### [Written problem]
Scan the entries below and report only how many lines contain "JSON".
start Task inputs
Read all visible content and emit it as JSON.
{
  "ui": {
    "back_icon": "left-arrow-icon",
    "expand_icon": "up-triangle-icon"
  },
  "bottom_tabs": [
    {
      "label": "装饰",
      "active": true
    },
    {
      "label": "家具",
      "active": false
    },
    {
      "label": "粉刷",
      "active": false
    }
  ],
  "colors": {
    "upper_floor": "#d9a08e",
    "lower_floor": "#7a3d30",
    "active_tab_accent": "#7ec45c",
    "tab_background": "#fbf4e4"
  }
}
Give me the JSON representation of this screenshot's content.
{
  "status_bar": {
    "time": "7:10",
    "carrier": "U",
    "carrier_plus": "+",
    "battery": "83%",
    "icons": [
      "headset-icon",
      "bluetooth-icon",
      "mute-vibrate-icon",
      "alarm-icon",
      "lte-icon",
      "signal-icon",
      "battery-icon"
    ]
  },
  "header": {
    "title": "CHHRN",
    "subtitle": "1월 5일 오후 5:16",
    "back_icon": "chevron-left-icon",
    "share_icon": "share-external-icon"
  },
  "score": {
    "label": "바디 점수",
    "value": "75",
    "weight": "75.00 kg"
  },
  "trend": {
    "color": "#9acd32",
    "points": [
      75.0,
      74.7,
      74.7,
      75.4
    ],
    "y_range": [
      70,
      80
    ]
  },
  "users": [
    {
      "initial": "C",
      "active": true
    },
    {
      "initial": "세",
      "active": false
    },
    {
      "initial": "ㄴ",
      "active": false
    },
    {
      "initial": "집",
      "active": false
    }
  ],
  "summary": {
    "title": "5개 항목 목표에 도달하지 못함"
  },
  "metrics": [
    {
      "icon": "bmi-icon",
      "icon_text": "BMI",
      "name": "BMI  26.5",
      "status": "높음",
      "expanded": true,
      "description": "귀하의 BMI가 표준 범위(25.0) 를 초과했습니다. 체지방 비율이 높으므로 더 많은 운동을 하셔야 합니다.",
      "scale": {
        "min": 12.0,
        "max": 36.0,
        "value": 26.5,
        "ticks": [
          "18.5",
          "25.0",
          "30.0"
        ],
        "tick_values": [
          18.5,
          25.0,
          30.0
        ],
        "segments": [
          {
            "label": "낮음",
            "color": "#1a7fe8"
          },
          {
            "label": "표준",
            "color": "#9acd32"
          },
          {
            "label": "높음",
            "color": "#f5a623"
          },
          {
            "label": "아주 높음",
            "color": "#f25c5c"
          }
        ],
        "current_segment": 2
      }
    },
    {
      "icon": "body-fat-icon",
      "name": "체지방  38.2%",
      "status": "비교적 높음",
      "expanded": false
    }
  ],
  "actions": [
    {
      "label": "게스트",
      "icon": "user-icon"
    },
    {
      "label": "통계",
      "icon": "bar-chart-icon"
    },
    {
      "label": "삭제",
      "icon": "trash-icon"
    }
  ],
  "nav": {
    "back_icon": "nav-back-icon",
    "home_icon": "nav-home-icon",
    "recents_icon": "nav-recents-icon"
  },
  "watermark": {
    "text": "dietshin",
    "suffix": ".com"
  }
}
end Task inputs
### [Task response]
2